Aim: Copy every entry precisely.
┌─ Records for this exercise
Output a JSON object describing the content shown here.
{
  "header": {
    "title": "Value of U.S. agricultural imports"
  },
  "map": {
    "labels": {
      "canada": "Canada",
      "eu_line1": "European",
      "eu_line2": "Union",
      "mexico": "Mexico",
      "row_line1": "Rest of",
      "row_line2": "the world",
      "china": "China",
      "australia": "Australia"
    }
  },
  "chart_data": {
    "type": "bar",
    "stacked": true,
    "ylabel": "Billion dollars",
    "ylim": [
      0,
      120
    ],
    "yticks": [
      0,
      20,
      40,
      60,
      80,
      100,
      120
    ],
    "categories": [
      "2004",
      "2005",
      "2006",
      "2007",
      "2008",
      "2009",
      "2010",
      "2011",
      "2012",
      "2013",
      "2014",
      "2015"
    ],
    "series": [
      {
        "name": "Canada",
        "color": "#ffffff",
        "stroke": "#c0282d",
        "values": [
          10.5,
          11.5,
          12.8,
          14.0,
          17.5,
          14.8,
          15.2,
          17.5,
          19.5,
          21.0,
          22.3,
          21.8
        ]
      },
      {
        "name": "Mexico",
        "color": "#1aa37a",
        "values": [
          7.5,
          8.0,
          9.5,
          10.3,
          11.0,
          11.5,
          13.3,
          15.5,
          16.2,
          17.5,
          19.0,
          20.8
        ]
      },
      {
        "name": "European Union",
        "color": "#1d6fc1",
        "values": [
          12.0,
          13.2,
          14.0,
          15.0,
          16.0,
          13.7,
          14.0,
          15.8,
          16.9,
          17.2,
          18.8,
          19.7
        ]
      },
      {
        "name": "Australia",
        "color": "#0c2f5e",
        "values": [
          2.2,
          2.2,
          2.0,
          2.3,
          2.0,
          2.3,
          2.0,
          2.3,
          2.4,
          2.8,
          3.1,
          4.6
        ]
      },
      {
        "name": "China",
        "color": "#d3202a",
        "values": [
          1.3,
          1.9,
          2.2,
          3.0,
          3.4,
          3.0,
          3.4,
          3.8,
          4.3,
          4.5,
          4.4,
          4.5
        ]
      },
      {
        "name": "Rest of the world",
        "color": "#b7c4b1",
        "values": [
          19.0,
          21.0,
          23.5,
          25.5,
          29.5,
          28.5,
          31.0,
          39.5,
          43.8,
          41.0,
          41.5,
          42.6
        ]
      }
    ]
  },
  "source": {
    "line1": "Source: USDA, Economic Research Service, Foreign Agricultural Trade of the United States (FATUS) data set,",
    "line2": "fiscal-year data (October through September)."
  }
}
└─
Output of the exercise:
Output a JSON object describing the content shown here.
{
  "header": {
    "title": "Value of U.S. agricultural imports"
  },
  "map": {
    "labels": {
      "canada": "Canada",
      "eu_line1": "European",
      "eu_line2": "Union",
      "mexico": "Mexico",
      "row_line1": "Rest of",
      "row_line2": "the world",
      "china": "China",
      "australia": "Australia"
    }
  },
  "chart_data": {
    "type": "bar",
    "stacked": true,
    "ylabel": "Billion dollars",
    "ylim": [
      0,
      120
    ],
    "yticks": [
      0,
      20,
      40,
      60,
      80,
      100,
      120
    ],
    "categories": [
      "2004",
      "2005",
      "2006",
      "2007",
      "2008",
      "2009",
      "2010",
      "2011",
      "2012",
      "2013",
      "2014",
      "2015"
    ],
    "series": [
      {
        "name": "Canada",
        "color": "#ffffff",
        "stroke": "#c0282d",
        "values": [
          10.5,
          11.5,
          12.8,
          14.0,
          17.5,
          14.8,
          15.2,
          17.5,
          19.5,
          21.0,
          22.3,
          21.8
        ]
      },
      {
        "name": "Mexico",
        "color": "#1aa37a",
        "values": [
          7.5,
          8.0,
          9.5,
          10.3,
          11.0,
          11.5,
          13.3,
          15.5,
          16.2,
          17.5,
          19.0,
          20.8
        ]
      },
      {
        "name": "European Union",
        "color": "#1d6fc1",
        "values": [
          12.0,
          13.2,
          14.0,
          15.0,
          16.0,
          13.7,
          14.0,
          15.8,
          16.9,
          17.2,
          18.8,
          19.7
        ]
      },
      {
        "name": "Australia",
        "color": "#0c2f5e",
        "values": [
          2.2,
          2.2,
          2.0,
          2.3,
          2.0,
          2.3,
          2.0,
          2.3,
          2.4,
          2.8,
          3.1,
          4.6
        ]
      },
      {
        "name": "China",
        "color": "#d3202a",
        "values": [
          1.3,
          1.9,
          2.2,
          3.0,
          3.4,
          3.0,
          3.4,
          3.8,
          4.3,
          4.5,
          4.4,
          4.5
        ]
      },
      {
        "name": "Rest of the world",
        "color": "#b7c4b1",
        "values": [
          19.0,
          21.0,
          23.5,
          25.5,
          29.5,
          28.5,
          31.0,
          39.5,
          43.8,
          41.0,
          41.5,
          42.6
        ]
      }
    ]
  },
  "source": {
    "line1": "Source: USDA, Economic Research Service, Foreign Agricultural Trade of the United States (FATUS) data set,",
    "line2": "fiscal-year data (October through September)."
  }
}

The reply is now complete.